#### Encargo:
Explica en una o dos frases por qué, en el texto «Días malos», se afirma que la situación es «una mierda sí o sí».

#### Texto dado:
"Es un golpe en nuestras partes más a la izquierda, incluso en nuestras entrañas humanistas

2026-05-31

Días malos

Que no te engañe esta luminosidad, este mediodía de verano anticipado. Intuyes que su hiriente anomalía, esa misma que nos está quemando las córneas poco a poco, no hace más que azuzar con su fuego la hoguera de las malas noticias, y que por mucho que te empeñes en acondicionar tu cuerpo y tu mente dentro de una burbuja, a modo de limbo forrado de asepsia, con un hilo musical de ruido blanco de fondo y lejos de las luchas de los hombres, son días malos para todos, incluso para nuestros enemigos, aunque ahora suspiren mientras se creen a salvo.

Es un golpe en nuestras partes más a la izquierda, incluso en nuestras entrañas humanistas, en la línea misma de flotación del relato que hemos construido durante todos estos años tanto militantes como simpatizantes de las fuerzas progresistas de este país. «Es una mierda», como dice Gabriel Rufián; una mierda sí o sí, porque el mal ya está hecho, sea o no verdad todo lo que se está cociendo sobre la imputación de Zapatero. Ahí está Aznar, convencido de que su prietas las filas al grito de «¡el que pueda hacer que haga!» ha calado hasta el punto de haber penetrado las murallas de la España que los otros, los de este lado, defendemos. Es más, incluso ha conseguido que su viejo enemigo, el ínclito Felipe González, se haya constituido en ariete con el que reventar nuestras defensas.

Datos estructurados de análisis de páginas:
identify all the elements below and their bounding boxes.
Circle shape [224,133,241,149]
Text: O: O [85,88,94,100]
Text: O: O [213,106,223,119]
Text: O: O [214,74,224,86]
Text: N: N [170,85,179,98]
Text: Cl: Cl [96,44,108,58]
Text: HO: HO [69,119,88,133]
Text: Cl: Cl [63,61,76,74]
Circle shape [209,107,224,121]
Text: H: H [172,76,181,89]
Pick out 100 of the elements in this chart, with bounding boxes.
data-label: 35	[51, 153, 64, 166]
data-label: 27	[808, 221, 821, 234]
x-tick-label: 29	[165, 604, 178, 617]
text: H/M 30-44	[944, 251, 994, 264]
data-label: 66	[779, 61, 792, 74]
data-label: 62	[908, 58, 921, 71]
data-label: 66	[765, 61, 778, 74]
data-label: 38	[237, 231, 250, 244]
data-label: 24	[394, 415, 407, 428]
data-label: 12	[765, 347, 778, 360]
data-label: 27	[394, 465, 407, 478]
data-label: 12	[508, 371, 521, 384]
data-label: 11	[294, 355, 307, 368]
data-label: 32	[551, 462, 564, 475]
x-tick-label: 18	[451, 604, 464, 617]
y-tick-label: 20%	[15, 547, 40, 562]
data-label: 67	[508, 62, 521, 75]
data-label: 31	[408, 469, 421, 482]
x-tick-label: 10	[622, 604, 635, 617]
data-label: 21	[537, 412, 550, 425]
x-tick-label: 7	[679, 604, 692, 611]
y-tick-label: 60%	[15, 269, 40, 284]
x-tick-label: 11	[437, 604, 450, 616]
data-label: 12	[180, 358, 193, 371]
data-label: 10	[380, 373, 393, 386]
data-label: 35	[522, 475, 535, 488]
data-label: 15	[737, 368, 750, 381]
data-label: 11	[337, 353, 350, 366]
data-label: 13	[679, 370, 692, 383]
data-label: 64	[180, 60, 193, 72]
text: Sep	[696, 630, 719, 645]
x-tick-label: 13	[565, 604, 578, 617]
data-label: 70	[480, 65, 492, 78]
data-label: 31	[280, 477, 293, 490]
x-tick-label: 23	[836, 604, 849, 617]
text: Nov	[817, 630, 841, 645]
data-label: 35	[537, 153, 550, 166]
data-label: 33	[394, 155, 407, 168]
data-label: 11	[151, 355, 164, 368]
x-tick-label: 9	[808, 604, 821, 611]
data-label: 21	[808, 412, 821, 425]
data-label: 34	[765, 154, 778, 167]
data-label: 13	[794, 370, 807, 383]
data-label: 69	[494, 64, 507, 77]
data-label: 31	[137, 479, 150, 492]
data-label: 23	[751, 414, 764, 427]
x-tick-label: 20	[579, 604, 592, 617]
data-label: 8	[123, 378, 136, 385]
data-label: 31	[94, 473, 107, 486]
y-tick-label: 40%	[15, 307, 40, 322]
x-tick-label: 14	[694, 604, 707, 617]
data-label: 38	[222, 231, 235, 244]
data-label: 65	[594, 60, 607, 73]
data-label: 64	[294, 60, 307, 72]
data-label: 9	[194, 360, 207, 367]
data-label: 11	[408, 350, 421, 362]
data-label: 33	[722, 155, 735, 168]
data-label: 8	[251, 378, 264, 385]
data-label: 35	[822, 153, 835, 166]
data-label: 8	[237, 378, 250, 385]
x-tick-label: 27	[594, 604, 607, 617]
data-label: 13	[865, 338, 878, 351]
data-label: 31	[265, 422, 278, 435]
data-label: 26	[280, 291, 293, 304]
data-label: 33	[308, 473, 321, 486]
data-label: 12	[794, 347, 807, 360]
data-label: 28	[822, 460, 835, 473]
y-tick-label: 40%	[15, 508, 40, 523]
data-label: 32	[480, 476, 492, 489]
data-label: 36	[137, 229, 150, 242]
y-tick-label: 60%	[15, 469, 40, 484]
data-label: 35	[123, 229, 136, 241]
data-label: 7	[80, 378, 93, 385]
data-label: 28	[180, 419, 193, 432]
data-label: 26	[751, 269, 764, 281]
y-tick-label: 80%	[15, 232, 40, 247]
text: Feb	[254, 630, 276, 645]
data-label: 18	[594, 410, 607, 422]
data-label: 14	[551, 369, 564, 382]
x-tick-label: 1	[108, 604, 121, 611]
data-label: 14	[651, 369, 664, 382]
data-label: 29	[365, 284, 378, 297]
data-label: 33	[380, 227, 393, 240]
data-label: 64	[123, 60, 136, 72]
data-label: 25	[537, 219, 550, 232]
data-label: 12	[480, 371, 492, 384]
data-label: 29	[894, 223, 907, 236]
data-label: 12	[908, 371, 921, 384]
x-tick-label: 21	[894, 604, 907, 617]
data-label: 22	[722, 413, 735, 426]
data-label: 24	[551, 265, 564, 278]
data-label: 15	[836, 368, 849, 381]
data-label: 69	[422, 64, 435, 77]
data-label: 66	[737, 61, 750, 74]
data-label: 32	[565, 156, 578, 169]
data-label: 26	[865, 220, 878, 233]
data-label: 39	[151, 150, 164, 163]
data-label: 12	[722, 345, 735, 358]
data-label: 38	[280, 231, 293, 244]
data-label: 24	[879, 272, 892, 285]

#### Resultado:
Porque el mal ya está hecho, sea o no verdad todo lo que se está cociendo sobre la imputación de Zapatero.